**STATED TASK:** Drop the images; return everything else in the listing below exactly.
>> Start
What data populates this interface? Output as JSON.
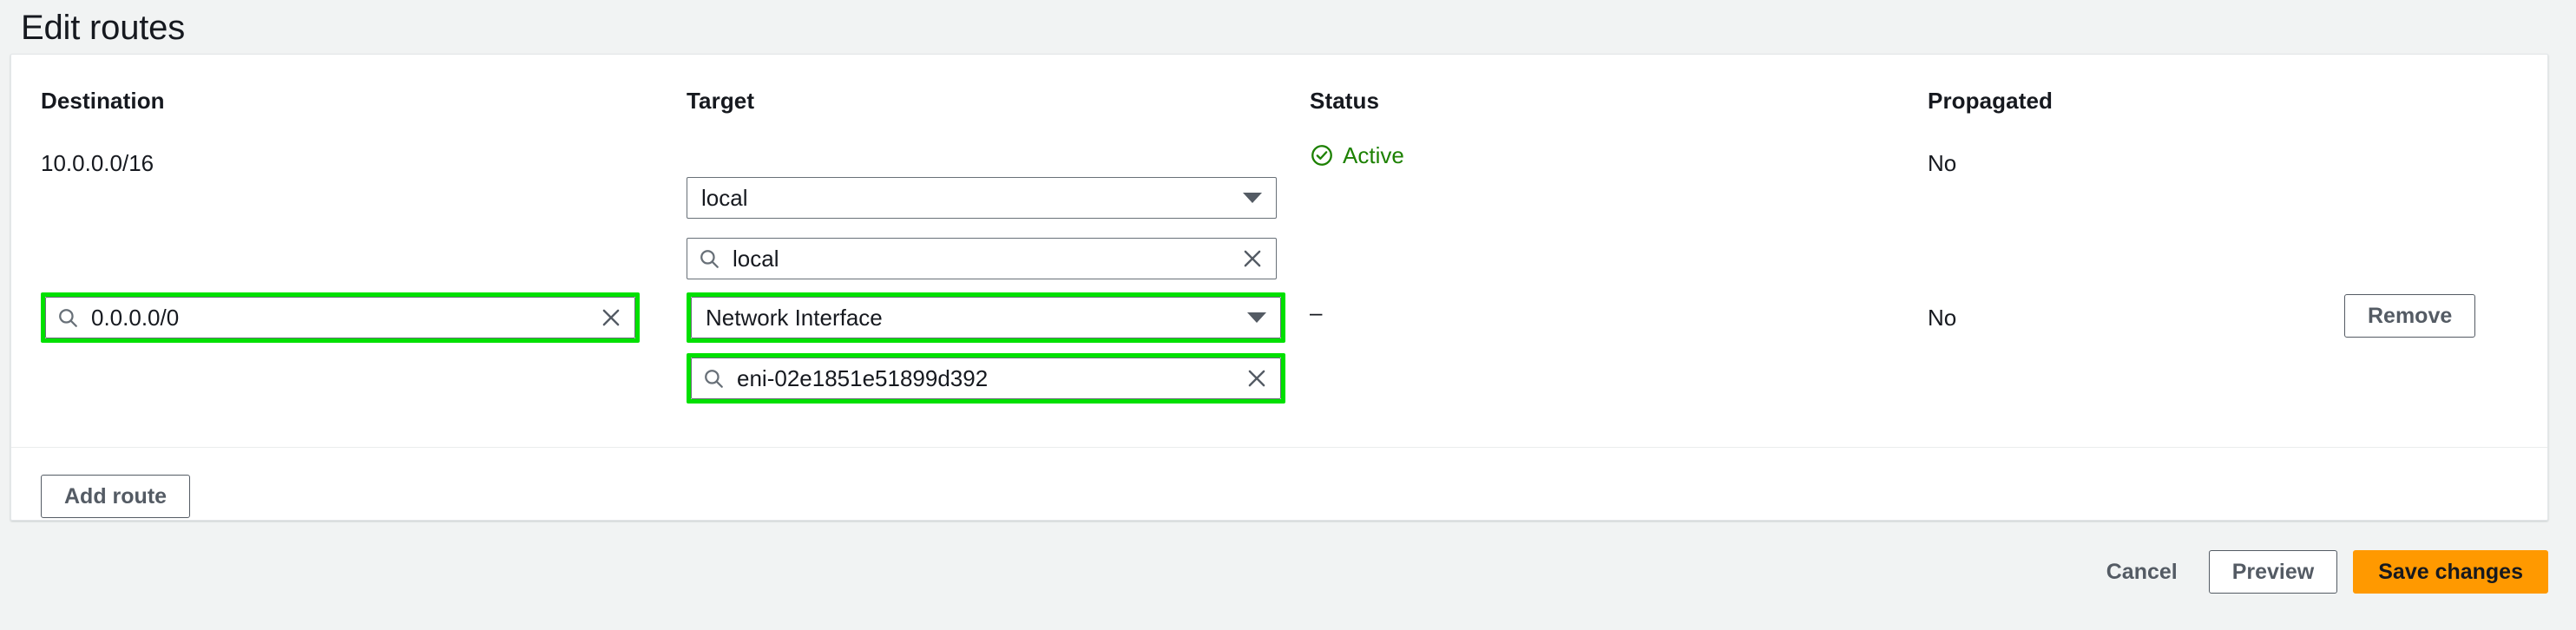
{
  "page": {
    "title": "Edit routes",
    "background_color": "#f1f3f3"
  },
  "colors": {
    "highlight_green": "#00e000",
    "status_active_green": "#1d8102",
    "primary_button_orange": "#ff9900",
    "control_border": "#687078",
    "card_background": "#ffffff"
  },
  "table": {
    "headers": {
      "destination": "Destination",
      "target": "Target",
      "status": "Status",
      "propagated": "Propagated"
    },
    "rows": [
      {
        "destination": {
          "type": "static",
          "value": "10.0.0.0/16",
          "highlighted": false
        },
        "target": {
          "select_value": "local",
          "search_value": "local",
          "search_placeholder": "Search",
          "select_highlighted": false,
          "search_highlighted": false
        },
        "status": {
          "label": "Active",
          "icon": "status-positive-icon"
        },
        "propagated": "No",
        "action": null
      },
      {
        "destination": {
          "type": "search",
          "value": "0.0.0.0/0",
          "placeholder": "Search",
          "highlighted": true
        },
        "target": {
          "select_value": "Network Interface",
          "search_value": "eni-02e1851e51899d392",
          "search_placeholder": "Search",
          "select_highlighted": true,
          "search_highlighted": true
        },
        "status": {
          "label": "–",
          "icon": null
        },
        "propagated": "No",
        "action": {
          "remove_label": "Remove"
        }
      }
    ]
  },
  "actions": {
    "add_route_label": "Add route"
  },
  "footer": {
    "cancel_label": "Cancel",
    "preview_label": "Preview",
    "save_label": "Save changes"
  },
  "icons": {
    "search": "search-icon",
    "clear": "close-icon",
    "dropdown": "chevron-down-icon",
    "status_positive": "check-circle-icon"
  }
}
>> End
**WRITTEN REPLY:**
What data populates this interface? Output as JSON.
{
  "page": {
    "title": "Edit routes",
    "background_color": "#f1f3f3"
  },
  "colors": {
    "highlight_green": "#00e000",
    "status_active_green": "#1d8102",
    "primary_button_orange": "#ff9900",
    "control_border": "#687078",
    "card_background": "#ffffff"
  },
  "table": {
    "headers": {
      "destination": "Destination",
      "target": "Target",
      "status": "Status",
      "propagated": "Propagated"
    },
    "rows": [
      {
        "destination": {
          "type": "static",
          "value": "10.0.0.0/16",
          "highlighted": false
        },
        "target": {
          "select_value": "local",
          "search_value": "local",
          "search_placeholder": "Search",
          "select_highlighted": false,
          "search_highlighted": false
        },
        "status": {
          "label": "Active",
          "icon": "status-positive-icon"
        },
        "propagated": "No",
        "action": null
      },
      {
        "destination": {
          "type": "search",
          "value": "0.0.0.0/0",
          "placeholder": "Search",
          "highlighted": true
        },
        "target": {
          "select_value": "Network Interface",
          "search_value": "eni-02e1851e51899d392",
          "search_placeholder": "Search",
          "select_highlighted": true,
          "search_highlighted": true
        },
        "status": {
          "label": "–",
          "icon": null
        },
        "propagated": "No",
        "action": {
          "remove_label": "Remove"
        }
      }
    ]
  },
  "actions": {
    "add_route_label": "Add route"
  },
  "footer": {
    "cancel_label": "Cancel",
    "preview_label": "Preview",
    "save_label": "Save changes"
  },
  "icons": {
    "search": "search-icon",
    "clear": "close-icon",
    "dropdown": "chevron-down-icon",
    "status_positive": "check-circle-icon"
  }
}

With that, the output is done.